WHAT YOU ARE ASKED TO DO — Give a verbatim copy of the lines below, minus the pictures.

DATASET ENTRIES —
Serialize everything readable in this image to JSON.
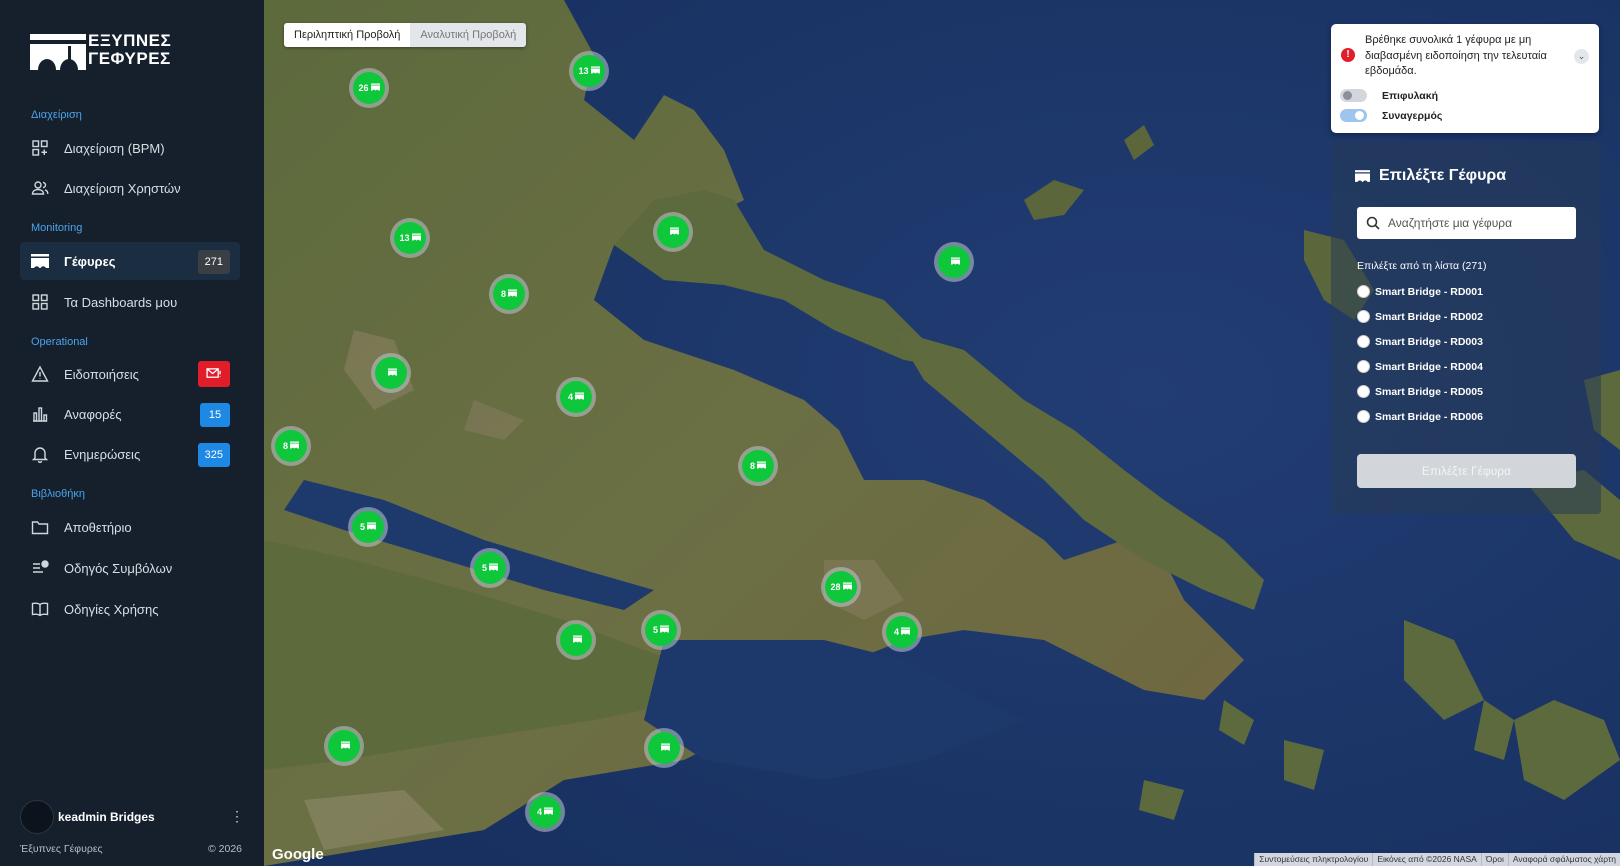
{
  "sidebar": {
    "logo": {
      "line1": "ΕΞΥΠΝΕΣ",
      "line2": "ΓΕΦΥΡΕΣ"
    },
    "sections": [
      {
        "title": "Διαχείριση"
      },
      {
        "title": "Monitoring"
      },
      {
        "title": "Operational"
      },
      {
        "title": "Βιβλιοθήκη"
      }
    ],
    "items": [
      {
        "label": "Διαχείριση (BPM)",
        "icon": "grid-plus-icon"
      },
      {
        "label": "Διαχείριση Χρηστών",
        "icon": "users-icon"
      },
      {
        "label": "Γέφυρες",
        "icon": "bridge-icon",
        "badge": "271",
        "badge_color": "#3a3f45",
        "active": true
      },
      {
        "label": "Τα Dashboards μου",
        "icon": "dashboard-icon"
      },
      {
        "label": "Ειδοποιήσεις",
        "icon": "warning-icon",
        "badge_icon": "mail-alert-icon",
        "badge_color": "#e11d2a"
      },
      {
        "label": "Αναφορές",
        "icon": "bar-chart-icon",
        "badge": "15",
        "badge_color": "#1e88e5"
      },
      {
        "label": "Ενημερώσεις",
        "icon": "bell-icon",
        "badge": "325",
        "badge_color": "#1e88e5"
      },
      {
        "label": "Αποθετήριο",
        "icon": "folder-icon"
      },
      {
        "label": "Οδηγός Συμβόλων",
        "icon": "symbols-guide-icon"
      },
      {
        "label": "Οδηγίες Χρήσης",
        "icon": "book-icon"
      }
    ],
    "user": {
      "name": "keadmin Bridges"
    },
    "footer": {
      "brand": "Έξυπνες Γέφυρες",
      "copyright": "© 2026"
    }
  },
  "map": {
    "view_toggle": {
      "summary": "Περιληπτική Προβολή",
      "detail": "Αναλυτική Προβολή",
      "selected": "summary"
    },
    "clusters": [
      "26",
      "13",
      "",
      "13",
      "8",
      "",
      "4",
      "",
      "8",
      "8",
      "5",
      "5",
      "",
      "5",
      "28",
      "4",
      "",
      "",
      "4"
    ],
    "google_label": "Google",
    "attribution": [
      "Συντομεύσεις πληκτρολογίου",
      "Εικόνες από ©2026 NASA",
      "Όροι",
      "Αναφορά σφάλματος χάρτη"
    ]
  },
  "alert": {
    "message": "Βρέθηκε συνολικά 1 γέφυρα με μη διαβασμένη ειδοποίηση την τελευταία εβδομάδα.",
    "toggles": [
      {
        "label": "Επιφυλακή",
        "on": false
      },
      {
        "label": "Συναγερμός",
        "on": true
      }
    ]
  },
  "bridge_panel": {
    "title": "Επιλέξτε Γέφυρα",
    "search_placeholder": "Αναζητήστε μια γέφυρα",
    "list_header": "Επιλέξτε από τη λίστα (271)",
    "bridges": [
      "Smart Bridge - RD001",
      "Smart Bridge - RD002",
      "Smart Bridge - RD003",
      "Smart Bridge - RD004",
      "Smart Bridge - RD005",
      "Smart Bridge - RD006"
    ],
    "button_label": "Επιλέξτε Γέφυρα"
  },
  "colors": {
    "sidebar_bg": "#16202c",
    "accent_blue": "#4aa3ea",
    "marker_green": "#0fc73b",
    "alert_red": "#e11d2a"
  }
}
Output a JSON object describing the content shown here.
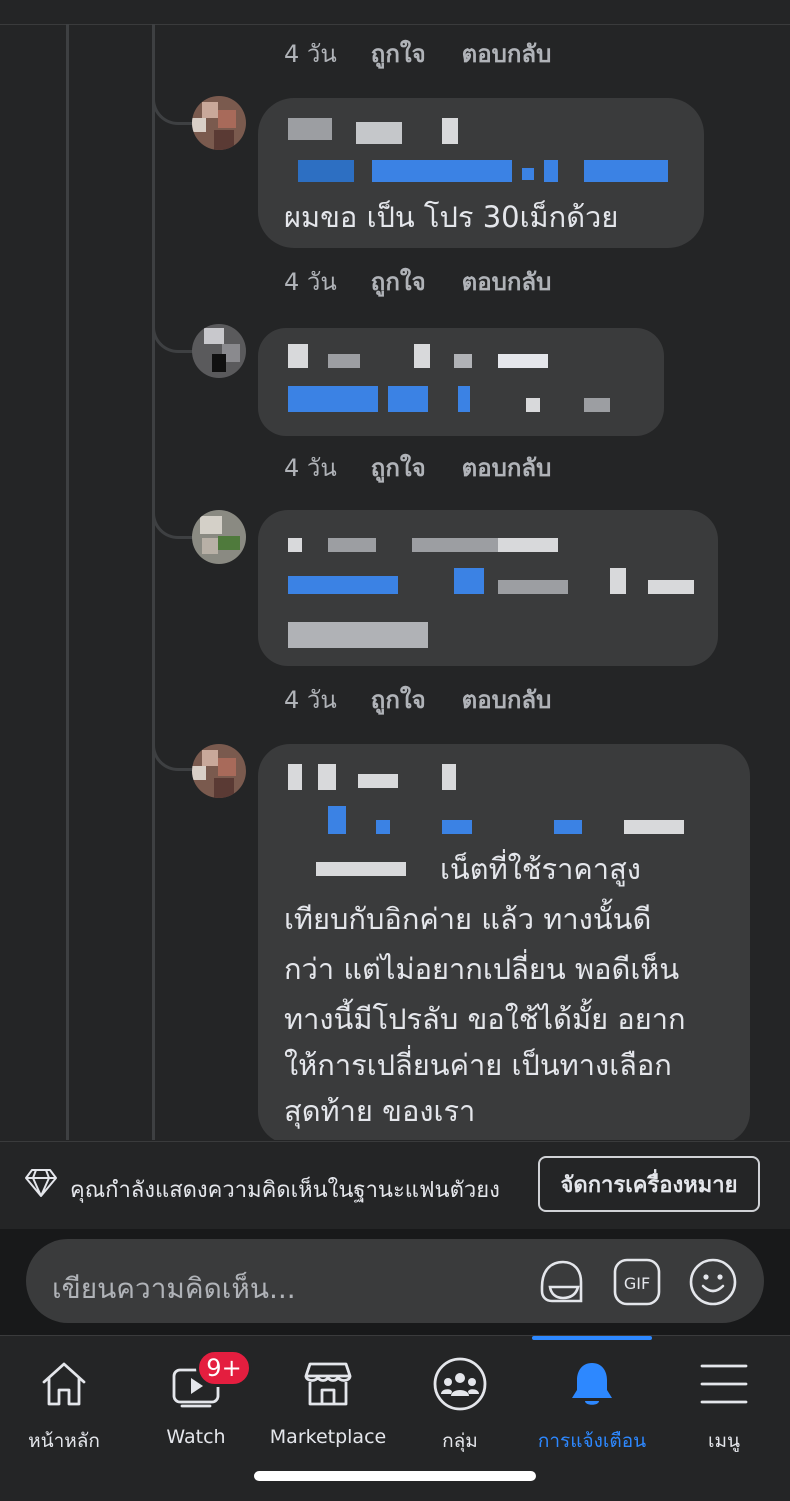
{
  "comments": [
    {
      "age": "4 วัน",
      "like": "ถูกใจ",
      "reply": "ตอบกลับ"
    },
    {
      "body": "ผมขอ เป็น โปร 30เม็กด้วย",
      "age": "4 วัน",
      "like": "ถูกใจ",
      "reply": "ตอบกลับ"
    },
    {
      "age": "4 วัน",
      "like": "ถูกใจ",
      "reply": "ตอบกลับ"
    },
    {
      "age": "4 วัน",
      "like": "ถูกใจ",
      "reply": "ตอบกลับ"
    },
    {
      "body_lines": [
        "เน็ตที่ใช้ราคาสูง",
        "เทียบกับอิกค่าย แล้ว ทางนั้นดี",
        "กว่า แต่ไม่อยากเปลี่ยน พอดีเห็น",
        "ทางนี้มีโปรลับ ขอใช้ได้มั้ย อยาก",
        "ให้การเปลี่ยนค่าย เป็นทางเลือก",
        "สุดท้าย ของเรา"
      ]
    }
  ],
  "notice": {
    "text": "คุณกำลังแสดงความคิดเห็นในฐานะแฟนตัวยง",
    "button": "จัดการเครื่องหมาย",
    "icon": "diamond-icon"
  },
  "composer": {
    "placeholder": "เขียนความคิดเห็น...",
    "gif_label": "GIF"
  },
  "tabs": [
    {
      "label": "หน้าหลัก",
      "icon": "home-icon"
    },
    {
      "label": "Watch",
      "icon": "watch-icon",
      "badge": "9+"
    },
    {
      "label": "Marketplace",
      "icon": "marketplace-icon"
    },
    {
      "label": "กลุ่ม",
      "icon": "groups-icon"
    },
    {
      "label": "การแจ้งเตือน",
      "icon": "bell-icon",
      "active": true
    },
    {
      "label": "เมนู",
      "icon": "menu-icon"
    }
  ],
  "colors": {
    "accent": "#2d88ff",
    "badge": "#e41e3f",
    "bubble": "#3a3b3c",
    "background": "#242526"
  }
}
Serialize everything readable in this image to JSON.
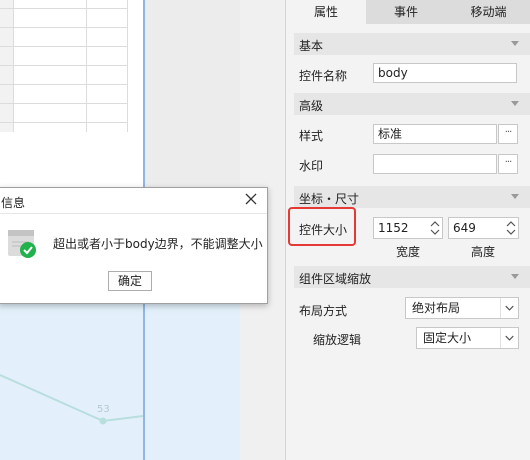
{
  "dialog": {
    "title": "信息",
    "message": "超出或者小于body边界，不能调整大小",
    "ok_label": "确定"
  },
  "chart": {
    "point_label": "53"
  },
  "panel": {
    "tabs": [
      "属性",
      "事件",
      "移动端"
    ],
    "sections": {
      "basic": "基本",
      "advanced": "高级",
      "coord_size": "坐标・尺寸",
      "component_scale": "组件区域缩放"
    },
    "widget_name_label": "控件名称",
    "widget_name_value": "body",
    "style_label": "样式",
    "style_value": "标准",
    "watermark_label": "水印",
    "watermark_value": "",
    "dots": "···",
    "size_label": "控件大小",
    "width_value": "1152",
    "height_value": "649",
    "width_label": "宽度",
    "height_label": "高度",
    "layout_label": "布局方式",
    "layout_value": "绝对布局",
    "scale_label": "缩放逻辑",
    "scale_value": "固定大小"
  },
  "colors": {
    "accent_blue": "#8fb6e4",
    "success_green": "#22b14c",
    "highlight_red": "#e53935"
  }
}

SOLUTION TO THIS EXERCISE —
Serialize everything readable in this image to JSON.
{
  "sidebar": {
    "logo": {
      "line1": "ΕΞΥΠΝΕΣ",
      "line2": "ΓΕΦΥΡΕΣ"
    },
    "sections": [
      {
        "title": "Διαχείριση"
      },
      {
        "title": "Monitoring"
      },
      {
        "title": "Operational"
      },
      {
        "title": "Βιβλιοθήκη"
      }
    ],
    "items": [
      {
        "label": "Διαχείριση (BPM)",
        "icon": "grid-plus-icon"
      },
      {
        "label": "Διαχείριση Χρηστών",
        "icon": "users-icon"
      },
      {
        "label": "Γέφυρες",
        "icon": "bridge-icon",
        "badge": "271",
        "badge_color": "#3a3f45",
        "active": true
      },
      {
        "label": "Τα Dashboards μου",
        "icon": "dashboard-icon"
      },
      {
        "label": "Ειδοποιήσεις",
        "icon": "warning-icon",
        "badge_icon": "mail-alert-icon",
        "badge_color": "#e11d2a"
      },
      {
        "label": "Αναφορές",
        "icon": "bar-chart-icon",
        "badge": "15",
        "badge_color": "#1e88e5"
      },
      {
        "label": "Ενημερώσεις",
        "icon": "bell-icon",
        "badge": "325",
        "badge_color": "#1e88e5"
      },
      {
        "label": "Αποθετήριο",
        "icon": "folder-icon"
      },
      {
        "label": "Οδηγός Συμβόλων",
        "icon": "symbols-guide-icon"
      },
      {
        "label": "Οδηγίες Χρήσης",
        "icon": "book-icon"
      }
    ],
    "user": {
      "name": "keadmin Bridges"
    },
    "footer": {
      "brand": "Έξυπνες Γέφυρες",
      "copyright": "© 2026"
    }
  },
  "map": {
    "view_toggle": {
      "summary": "Περιληπτική Προβολή",
      "detail": "Αναλυτική Προβολή",
      "selected": "summary"
    },
    "clusters": [
      "26",
      "13",
      "",
      "13",
      "8",
      "",
      "4",
      "",
      "8",
      "8",
      "5",
      "5",
      "",
      "5",
      "28",
      "4",
      "",
      "",
      "4"
    ],
    "google_label": "Google",
    "attribution": [
      "Συντομεύσεις πληκτρολογίου",
      "Εικόνες από ©2026 NASA",
      "Όροι",
      "Αναφορά σφάλματος χάρτη"
    ]
  },
  "alert": {
    "message": "Βρέθηκε συνολικά 1 γέφυρα με μη διαβασμένη ειδοποίηση την τελευταία εβδομάδα.",
    "toggles": [
      {
        "label": "Επιφυλακή",
        "on": false
      },
      {
        "label": "Συναγερμός",
        "on": true
      }
    ]
  },
  "bridge_panel": {
    "title": "Επιλέξτε Γέφυρα",
    "search_placeholder": "Αναζητήστε μια γέφυρα",
    "list_header": "Επιλέξτε από τη λίστα (271)",
    "bridges": [
      "Smart Bridge - RD001",
      "Smart Bridge - RD002",
      "Smart Bridge - RD003",
      "Smart Bridge - RD004",
      "Smart Bridge - RD005",
      "Smart Bridge - RD006"
    ],
    "button_label": "Επιλέξτε Γέφυρα"
  },
  "colors": {
    "sidebar_bg": "#16202c",
    "accent_blue": "#4aa3ea",
    "marker_green": "#0fc73b",
    "alert_red": "#e11d2a"
  }
}
Output a JSON object describing the content shown here.
{
  "comments": [
    {
      "age": "4 วัน",
      "like": "ถูกใจ",
      "reply": "ตอบกลับ"
    },
    {
      "body": "ผมขอ เป็น โปร 30เม็กด้วย",
      "age": "4 วัน",
      "like": "ถูกใจ",
      "reply": "ตอบกลับ"
    },
    {
      "age": "4 วัน",
      "like": "ถูกใจ",
      "reply": "ตอบกลับ"
    },
    {
      "age": "4 วัน",
      "like": "ถูกใจ",
      "reply": "ตอบกลับ"
    },
    {
      "body_lines": [
        "เน็ตที่ใช้ราคาสูง",
        "เทียบกับอิกค่าย แล้ว ทางนั้นดี",
        "กว่า แต่ไม่อยากเปลี่ยน พอดีเห็น",
        "ทางนี้มีโปรลับ ขอใช้ได้มั้ย อยาก",
        "ให้การเปลี่ยนค่าย เป็นทางเลือก",
        "สุดท้าย ของเรา"
      ]
    }
  ],
  "notice": {
    "text": "คุณกำลังแสดงความคิดเห็นในฐานะแฟนตัวยง",
    "button": "จัดการเครื่องหมาย",
    "icon": "diamond-icon"
  },
  "composer": {
    "placeholder": "เขียนความคิดเห็น...",
    "gif_label": "GIF"
  },
  "tabs": [
    {
      "label": "หน้าหลัก",
      "icon": "home-icon"
    },
    {
      "label": "Watch",
      "icon": "watch-icon",
      "badge": "9+"
    },
    {
      "label": "Marketplace",
      "icon": "marketplace-icon"
    },
    {
      "label": "กลุ่ม",
      "icon": "groups-icon"
    },
    {
      "label": "การแจ้งเตือน",
      "icon": "bell-icon",
      "active": true
    },
    {
      "label": "เมนู",
      "icon": "menu-icon"
    }
  ],
  "colors": {
    "accent": "#2d88ff",
    "badge": "#e41e3f",
    "bubble": "#3a3b3c",
    "background": "#242526"
  }
}
Serialize everything readable in this image to JSON.
{
  "dialog": {
    "title": "信息",
    "message": "超出或者小于body边界，不能调整大小",
    "ok_label": "确定"
  },
  "chart": {
    "point_label": "53"
  },
  "panel": {
    "tabs": [
      "属性",
      "事件",
      "移动端"
    ],
    "sections": {
      "basic": "基本",
      "advanced": "高级",
      "coord_size": "坐标・尺寸",
      "component_scale": "组件区域缩放"
    },
    "widget_name_label": "控件名称",
    "widget_name_value": "body",
    "style_label": "样式",
    "style_value": "标准",
    "watermark_label": "水印",
    "watermark_value": "",
    "dots": "···",
    "size_label": "控件大小",
    "width_value": "1152",
    "height_value": "649",
    "width_label": "宽度",
    "height_label": "高度",
    "layout_label": "布局方式",
    "layout_value": "绝对布局",
    "scale_label": "缩放逻辑",
    "scale_value": "固定大小"
  },
  "colors": {
    "accent_blue": "#8fb6e4",
    "success_green": "#22b14c",
    "highlight_red": "#e53935"
  }
}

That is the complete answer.